• Objective: Copy, from the entries below, each line in which the string "this" appears.

• The data:
□ □ □ □
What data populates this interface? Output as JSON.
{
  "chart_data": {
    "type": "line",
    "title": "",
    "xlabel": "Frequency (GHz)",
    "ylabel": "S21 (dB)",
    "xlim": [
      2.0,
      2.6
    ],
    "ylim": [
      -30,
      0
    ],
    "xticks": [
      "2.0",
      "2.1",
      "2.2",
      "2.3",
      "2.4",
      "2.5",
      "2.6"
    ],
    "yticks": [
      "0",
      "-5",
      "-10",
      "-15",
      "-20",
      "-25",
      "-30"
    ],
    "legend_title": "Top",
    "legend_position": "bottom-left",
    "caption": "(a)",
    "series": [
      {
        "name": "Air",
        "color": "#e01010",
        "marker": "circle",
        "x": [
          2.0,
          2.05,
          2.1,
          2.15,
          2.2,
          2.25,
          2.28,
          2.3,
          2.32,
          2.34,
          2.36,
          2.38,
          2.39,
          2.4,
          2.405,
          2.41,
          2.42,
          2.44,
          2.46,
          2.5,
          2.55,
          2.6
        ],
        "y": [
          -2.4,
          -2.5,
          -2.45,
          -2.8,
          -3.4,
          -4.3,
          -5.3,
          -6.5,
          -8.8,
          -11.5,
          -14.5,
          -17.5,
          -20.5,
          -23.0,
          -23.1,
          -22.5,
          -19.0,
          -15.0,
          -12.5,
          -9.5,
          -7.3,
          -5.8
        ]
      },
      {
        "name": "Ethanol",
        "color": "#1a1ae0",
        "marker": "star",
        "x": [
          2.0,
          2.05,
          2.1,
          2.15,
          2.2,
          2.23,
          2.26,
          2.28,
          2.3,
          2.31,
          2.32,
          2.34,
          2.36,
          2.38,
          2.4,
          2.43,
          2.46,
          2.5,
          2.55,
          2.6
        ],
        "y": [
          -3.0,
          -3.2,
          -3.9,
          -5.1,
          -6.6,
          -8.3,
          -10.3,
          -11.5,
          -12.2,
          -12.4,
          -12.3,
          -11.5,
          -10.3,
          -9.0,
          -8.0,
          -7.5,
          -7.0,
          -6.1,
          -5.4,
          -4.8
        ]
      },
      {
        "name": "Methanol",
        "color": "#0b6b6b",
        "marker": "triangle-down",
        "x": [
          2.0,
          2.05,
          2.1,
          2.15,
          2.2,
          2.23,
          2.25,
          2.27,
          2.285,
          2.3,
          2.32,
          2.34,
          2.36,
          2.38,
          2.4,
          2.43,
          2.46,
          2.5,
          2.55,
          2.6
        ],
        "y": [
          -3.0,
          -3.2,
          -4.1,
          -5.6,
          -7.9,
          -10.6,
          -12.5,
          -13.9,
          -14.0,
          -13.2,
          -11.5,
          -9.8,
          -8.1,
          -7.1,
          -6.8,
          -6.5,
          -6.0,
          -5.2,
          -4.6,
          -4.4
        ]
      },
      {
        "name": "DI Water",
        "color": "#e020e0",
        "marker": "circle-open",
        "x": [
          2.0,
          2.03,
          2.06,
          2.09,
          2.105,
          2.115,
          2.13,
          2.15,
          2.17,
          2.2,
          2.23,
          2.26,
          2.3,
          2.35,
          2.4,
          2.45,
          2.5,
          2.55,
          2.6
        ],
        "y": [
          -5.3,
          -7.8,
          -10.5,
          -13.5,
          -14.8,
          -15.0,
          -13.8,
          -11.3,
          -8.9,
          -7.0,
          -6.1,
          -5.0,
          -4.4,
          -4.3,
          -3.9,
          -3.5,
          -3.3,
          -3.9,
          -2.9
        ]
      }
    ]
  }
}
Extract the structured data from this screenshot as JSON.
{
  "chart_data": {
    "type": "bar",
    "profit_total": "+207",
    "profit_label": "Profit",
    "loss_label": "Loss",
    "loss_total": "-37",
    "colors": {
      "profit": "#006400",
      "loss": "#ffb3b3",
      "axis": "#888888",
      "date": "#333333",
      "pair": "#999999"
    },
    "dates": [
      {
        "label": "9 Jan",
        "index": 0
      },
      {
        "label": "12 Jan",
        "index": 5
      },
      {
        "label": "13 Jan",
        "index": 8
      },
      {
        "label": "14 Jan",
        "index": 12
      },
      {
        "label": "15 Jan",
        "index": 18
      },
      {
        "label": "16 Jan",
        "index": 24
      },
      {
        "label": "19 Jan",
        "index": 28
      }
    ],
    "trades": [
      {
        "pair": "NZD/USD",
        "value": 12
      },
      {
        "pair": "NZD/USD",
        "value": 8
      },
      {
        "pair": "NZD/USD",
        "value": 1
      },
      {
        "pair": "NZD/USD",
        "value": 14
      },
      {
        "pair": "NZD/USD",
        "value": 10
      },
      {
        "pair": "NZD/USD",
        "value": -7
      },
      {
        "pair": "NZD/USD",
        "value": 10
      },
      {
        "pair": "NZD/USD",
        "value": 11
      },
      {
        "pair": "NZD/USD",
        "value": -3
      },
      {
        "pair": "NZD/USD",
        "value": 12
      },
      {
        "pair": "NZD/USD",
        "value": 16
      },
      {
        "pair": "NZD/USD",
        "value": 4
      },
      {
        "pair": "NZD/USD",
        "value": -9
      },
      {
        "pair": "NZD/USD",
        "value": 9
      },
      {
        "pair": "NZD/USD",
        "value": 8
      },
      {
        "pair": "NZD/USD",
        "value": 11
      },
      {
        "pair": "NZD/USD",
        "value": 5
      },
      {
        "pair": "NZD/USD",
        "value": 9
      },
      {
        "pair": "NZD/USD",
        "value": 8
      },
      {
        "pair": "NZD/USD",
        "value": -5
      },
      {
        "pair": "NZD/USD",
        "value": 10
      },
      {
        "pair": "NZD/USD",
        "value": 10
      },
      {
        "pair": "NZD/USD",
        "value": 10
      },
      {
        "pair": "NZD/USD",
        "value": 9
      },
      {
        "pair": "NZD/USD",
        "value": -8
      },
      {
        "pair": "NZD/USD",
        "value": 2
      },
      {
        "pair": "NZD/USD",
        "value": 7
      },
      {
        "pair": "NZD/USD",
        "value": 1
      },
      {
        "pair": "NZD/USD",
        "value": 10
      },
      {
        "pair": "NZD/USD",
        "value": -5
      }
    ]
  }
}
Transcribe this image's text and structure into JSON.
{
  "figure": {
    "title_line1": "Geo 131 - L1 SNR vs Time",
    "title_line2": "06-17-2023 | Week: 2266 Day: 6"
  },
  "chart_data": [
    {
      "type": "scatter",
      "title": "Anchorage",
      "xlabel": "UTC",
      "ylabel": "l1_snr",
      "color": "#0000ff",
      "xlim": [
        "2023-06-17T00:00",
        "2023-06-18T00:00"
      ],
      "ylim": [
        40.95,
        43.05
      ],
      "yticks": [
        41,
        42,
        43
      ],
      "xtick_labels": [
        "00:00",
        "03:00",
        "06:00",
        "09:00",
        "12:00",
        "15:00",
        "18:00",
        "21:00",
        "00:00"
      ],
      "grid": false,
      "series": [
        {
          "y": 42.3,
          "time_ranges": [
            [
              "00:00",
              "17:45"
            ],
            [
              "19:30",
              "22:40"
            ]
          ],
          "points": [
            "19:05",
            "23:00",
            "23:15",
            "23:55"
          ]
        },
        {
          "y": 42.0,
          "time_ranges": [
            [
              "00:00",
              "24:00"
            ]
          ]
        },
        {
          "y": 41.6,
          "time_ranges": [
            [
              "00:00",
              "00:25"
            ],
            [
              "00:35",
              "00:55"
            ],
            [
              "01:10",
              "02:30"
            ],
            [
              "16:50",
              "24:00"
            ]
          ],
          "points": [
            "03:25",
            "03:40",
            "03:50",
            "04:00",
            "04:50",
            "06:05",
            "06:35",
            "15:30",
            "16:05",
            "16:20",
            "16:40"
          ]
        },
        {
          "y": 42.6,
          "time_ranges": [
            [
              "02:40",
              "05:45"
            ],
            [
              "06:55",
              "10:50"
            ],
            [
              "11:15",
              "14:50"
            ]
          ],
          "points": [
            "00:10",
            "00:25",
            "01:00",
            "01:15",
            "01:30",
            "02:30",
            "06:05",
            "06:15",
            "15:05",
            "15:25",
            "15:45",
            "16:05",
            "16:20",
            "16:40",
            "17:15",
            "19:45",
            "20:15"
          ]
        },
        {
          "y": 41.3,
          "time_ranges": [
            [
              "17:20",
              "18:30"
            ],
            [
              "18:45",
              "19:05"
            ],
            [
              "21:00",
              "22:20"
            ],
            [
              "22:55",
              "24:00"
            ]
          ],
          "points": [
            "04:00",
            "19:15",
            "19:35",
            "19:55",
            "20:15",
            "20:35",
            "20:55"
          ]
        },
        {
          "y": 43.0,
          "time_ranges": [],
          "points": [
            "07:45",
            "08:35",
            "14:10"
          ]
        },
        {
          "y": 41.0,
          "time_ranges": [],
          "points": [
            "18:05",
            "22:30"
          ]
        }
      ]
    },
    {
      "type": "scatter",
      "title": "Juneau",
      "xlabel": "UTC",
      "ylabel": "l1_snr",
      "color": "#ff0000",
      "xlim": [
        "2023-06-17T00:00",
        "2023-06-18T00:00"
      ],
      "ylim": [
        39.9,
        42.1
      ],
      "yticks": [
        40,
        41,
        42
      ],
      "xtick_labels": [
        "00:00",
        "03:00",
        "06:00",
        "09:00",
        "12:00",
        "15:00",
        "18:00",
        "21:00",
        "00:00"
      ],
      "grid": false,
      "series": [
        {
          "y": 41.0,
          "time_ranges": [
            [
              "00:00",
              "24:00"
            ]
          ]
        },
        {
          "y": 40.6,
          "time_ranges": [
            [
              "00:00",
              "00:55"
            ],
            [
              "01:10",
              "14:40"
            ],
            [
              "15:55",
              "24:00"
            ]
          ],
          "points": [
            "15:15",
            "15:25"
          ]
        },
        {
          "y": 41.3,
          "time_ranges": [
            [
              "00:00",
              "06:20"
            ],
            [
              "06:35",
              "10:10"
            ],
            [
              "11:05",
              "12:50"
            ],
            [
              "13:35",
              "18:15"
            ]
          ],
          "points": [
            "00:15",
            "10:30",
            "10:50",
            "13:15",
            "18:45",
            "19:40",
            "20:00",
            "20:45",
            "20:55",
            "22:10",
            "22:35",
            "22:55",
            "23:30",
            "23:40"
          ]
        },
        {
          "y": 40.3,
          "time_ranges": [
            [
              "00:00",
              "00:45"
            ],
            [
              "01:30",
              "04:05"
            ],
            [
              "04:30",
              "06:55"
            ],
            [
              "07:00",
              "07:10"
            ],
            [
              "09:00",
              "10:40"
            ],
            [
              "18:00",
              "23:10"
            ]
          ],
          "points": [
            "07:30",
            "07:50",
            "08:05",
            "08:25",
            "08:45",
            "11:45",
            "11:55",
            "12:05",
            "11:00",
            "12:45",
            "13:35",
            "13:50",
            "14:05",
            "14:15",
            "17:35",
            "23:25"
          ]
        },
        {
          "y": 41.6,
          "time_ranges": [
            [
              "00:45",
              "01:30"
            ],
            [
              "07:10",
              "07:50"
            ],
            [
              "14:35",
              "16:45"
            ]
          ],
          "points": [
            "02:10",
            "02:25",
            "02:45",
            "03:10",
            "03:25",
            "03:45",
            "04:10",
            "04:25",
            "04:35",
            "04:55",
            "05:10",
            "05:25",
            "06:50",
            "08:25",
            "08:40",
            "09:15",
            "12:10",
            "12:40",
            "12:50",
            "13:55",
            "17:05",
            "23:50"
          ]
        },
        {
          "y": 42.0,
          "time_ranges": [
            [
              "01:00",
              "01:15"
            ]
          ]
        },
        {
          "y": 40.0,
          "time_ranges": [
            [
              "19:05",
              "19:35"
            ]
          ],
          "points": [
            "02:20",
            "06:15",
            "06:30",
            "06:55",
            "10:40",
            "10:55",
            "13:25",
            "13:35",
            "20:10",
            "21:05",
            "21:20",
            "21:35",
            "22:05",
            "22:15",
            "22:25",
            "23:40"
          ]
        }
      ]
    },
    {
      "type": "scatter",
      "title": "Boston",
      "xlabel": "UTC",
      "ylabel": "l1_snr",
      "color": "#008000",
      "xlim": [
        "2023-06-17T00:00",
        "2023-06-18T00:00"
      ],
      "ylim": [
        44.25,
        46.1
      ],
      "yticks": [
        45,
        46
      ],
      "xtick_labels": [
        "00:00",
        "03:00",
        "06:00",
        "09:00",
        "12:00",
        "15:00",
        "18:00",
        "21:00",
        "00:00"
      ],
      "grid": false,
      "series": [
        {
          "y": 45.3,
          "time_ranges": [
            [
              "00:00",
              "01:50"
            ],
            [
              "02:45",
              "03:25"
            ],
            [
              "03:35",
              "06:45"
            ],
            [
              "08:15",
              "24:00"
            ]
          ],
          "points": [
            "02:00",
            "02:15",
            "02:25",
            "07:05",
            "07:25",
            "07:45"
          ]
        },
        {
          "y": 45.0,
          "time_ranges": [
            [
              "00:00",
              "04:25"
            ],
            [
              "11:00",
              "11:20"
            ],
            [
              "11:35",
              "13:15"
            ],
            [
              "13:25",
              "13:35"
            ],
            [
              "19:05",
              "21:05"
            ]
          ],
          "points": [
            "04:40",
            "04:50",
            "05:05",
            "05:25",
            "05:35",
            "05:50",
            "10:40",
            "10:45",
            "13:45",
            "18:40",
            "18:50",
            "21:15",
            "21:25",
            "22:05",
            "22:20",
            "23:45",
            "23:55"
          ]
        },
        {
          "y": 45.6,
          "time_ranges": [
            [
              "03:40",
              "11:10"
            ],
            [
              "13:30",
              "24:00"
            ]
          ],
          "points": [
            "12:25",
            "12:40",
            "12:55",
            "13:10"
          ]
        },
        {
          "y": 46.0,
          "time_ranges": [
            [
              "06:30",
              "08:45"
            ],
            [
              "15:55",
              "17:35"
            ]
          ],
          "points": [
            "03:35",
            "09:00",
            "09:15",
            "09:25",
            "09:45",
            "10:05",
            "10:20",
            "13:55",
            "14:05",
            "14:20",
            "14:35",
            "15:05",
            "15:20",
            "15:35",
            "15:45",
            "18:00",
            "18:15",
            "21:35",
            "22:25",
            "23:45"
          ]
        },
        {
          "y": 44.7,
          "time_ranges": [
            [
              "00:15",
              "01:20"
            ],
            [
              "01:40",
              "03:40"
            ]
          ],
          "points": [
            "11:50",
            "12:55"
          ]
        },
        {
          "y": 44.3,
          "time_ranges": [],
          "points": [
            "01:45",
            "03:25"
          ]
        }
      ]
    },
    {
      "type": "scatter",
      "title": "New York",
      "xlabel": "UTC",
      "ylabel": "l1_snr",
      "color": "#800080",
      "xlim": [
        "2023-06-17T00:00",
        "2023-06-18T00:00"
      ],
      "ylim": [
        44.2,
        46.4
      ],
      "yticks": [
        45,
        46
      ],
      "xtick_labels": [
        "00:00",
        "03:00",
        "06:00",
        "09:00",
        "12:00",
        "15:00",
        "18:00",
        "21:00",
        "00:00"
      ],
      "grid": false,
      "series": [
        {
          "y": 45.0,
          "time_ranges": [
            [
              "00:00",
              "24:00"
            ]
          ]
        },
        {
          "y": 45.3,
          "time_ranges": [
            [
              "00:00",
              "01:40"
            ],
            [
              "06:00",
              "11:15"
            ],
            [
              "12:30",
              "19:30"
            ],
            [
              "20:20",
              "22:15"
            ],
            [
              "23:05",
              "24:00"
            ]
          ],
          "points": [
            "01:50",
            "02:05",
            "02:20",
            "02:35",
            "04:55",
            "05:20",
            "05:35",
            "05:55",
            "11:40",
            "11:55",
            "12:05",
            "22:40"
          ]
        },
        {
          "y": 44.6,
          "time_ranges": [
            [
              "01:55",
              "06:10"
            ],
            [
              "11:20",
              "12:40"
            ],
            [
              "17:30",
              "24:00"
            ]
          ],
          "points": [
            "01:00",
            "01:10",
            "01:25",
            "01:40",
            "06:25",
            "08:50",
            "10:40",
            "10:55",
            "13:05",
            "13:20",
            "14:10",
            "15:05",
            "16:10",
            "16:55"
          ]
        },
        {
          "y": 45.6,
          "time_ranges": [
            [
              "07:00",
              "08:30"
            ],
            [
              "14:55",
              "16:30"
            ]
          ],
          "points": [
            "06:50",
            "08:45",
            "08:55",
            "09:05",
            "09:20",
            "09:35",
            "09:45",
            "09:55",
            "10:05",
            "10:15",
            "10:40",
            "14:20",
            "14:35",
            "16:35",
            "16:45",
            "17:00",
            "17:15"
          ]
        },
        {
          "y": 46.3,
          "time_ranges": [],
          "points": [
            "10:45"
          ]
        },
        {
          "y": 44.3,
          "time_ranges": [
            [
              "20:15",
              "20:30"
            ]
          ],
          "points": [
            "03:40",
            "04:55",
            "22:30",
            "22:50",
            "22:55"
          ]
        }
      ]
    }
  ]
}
□ □ □ □
• Task answer:
What data populates this interface? Output as JSON.
Extract the structured data from this screenshot as JSON.
Transcribe this image's text and structure into JSON.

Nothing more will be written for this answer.